FRAGMENTO PARA LEER:
■ ■ ■ ■

A Delfina Acosta -a sus historias como sueños- se le cree siempre, porque despierta aquella convicción que sólo es capaz de trasmitir la verdad del arte. Todo lo contrario a lo que ocurre con tanta literatura pausterizada, o sujeta a las modas del establishment cultural.
 
El genial poeta estadounidense Walt Whitman expresó alguna vez con respecto a su obra: "quien toca este libro, toca a un hombre". Parafraseando al autor de "Hojas de hierba", podría afirmarse que quien se deje tocar por estos doce cuentos, quedará atrapado en un mundo personalísimo que -milagros de la alta literatura-refleja al mismo tiempo la condición humana desde sus múltiples vertientes.
 
Sin dudas, la publicación de los cuentos de Delfina Acosta hará justicia a una de las voces insoslayables de la literatura latinoamericana.

MARIANO SHIFMAN (Buenos Aires, 1969). Ha publicado "Punto Rojo", Poesía, (1er. Premio XI Concurso Nacional de Poesía Editorial de los Cuatro Vientos, Buenos Aires, año 2005). Poemas de su autoría han sido traducidos al francés, inglés y alemán, neerlandés y catalán. Parte de su obra puede leerse en diversos sitios de Internet. Ha sido columnista del Suplemento Cultural del diario La Unión, de la ciudad de Lomas de Zamora, República Argentina. Tiene inéditos un libro de poesía y otro de cuentos.

■ ■ ■ ■

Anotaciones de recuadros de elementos
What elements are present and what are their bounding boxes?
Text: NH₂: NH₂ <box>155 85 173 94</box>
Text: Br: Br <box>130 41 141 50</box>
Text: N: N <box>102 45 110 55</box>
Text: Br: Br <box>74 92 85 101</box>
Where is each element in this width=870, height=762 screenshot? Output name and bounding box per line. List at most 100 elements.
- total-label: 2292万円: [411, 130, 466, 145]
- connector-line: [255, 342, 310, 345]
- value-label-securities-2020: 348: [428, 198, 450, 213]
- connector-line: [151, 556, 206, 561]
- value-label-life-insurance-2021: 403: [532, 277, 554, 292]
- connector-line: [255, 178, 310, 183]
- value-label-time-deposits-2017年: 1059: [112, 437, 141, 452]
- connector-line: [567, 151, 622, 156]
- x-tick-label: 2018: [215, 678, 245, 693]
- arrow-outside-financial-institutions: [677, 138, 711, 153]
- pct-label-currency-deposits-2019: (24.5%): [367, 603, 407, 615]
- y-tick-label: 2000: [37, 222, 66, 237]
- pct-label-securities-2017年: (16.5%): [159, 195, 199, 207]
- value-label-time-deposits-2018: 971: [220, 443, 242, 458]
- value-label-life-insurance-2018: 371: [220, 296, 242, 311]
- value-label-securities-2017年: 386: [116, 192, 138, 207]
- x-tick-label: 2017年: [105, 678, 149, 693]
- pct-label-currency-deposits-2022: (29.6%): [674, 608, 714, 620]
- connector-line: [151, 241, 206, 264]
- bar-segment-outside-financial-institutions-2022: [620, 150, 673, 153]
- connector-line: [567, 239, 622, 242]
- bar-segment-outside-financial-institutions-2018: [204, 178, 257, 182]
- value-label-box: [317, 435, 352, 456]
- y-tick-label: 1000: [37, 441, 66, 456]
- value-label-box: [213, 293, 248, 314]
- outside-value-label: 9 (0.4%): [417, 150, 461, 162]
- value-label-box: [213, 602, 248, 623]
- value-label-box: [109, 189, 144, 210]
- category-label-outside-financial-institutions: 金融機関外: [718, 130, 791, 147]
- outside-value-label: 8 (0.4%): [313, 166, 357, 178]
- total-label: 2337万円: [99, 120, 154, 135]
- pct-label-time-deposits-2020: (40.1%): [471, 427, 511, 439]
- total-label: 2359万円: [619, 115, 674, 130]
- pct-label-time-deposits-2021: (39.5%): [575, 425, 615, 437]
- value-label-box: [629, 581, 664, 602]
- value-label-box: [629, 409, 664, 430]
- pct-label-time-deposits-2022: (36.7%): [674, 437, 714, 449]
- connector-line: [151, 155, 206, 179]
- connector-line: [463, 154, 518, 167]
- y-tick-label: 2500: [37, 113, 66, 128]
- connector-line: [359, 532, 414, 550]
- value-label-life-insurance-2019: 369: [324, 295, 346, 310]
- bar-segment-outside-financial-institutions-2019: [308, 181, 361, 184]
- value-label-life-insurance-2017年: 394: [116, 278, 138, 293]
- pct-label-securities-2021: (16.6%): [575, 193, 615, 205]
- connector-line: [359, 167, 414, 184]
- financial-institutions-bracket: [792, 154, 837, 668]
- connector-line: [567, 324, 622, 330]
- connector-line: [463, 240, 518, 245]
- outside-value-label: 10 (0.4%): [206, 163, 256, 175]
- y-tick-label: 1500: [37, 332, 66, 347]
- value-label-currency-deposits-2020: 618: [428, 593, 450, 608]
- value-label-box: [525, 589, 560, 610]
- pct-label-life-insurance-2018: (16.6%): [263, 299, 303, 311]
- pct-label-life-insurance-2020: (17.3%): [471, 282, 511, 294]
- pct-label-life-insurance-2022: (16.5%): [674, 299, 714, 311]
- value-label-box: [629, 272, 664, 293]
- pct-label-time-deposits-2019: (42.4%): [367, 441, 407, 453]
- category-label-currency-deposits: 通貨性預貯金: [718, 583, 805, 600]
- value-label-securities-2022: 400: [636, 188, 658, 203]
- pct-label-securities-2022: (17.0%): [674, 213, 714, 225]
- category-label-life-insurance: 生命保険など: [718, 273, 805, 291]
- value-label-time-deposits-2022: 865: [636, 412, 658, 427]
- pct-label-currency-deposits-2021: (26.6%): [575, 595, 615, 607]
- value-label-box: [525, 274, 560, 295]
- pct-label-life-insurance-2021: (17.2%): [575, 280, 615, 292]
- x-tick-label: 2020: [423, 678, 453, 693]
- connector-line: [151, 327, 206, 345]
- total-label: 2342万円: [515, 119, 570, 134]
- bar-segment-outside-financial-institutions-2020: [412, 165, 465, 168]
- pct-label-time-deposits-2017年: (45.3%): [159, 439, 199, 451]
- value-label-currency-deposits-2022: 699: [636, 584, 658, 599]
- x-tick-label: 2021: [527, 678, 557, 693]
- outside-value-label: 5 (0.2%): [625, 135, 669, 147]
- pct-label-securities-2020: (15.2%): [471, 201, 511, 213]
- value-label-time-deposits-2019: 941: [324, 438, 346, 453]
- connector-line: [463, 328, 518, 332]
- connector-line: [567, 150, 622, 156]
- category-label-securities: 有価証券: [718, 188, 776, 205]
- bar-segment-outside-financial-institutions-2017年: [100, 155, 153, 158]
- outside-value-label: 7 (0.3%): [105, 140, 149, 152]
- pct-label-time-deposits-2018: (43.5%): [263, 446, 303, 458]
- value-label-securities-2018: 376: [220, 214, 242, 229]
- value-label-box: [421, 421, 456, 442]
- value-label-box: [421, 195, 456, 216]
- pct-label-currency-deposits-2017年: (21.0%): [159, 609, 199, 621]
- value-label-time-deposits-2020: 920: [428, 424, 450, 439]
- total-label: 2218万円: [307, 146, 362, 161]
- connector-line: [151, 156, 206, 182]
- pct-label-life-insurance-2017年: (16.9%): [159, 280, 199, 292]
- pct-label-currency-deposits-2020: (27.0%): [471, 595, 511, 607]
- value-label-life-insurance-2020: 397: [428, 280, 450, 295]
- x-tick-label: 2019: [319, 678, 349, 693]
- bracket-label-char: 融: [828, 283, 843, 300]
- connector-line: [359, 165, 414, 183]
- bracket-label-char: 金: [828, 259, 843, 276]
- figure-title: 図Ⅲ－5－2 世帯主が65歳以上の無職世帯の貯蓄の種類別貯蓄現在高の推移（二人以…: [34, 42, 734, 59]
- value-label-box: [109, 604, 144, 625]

■ ■ ■ ■

TAREA PLANTEADA:
Devuelve al pie de la letra todo el pasaje del texto sobre los cuentos de Delfina Acosta, desde "A Delfina Acosta" hasta "del establishment cultural.".

RESULTADO DE TAREA:
A Delfina Acosta -a sus historias como sueños- se le cree siempre, porque despierta aquella convicción que sólo es capaz de trasmitir la verdad del arte. Todo lo contrario a lo que ocurre con tanta literatura pausterizada, o sujeta a las modas del establishment cultural.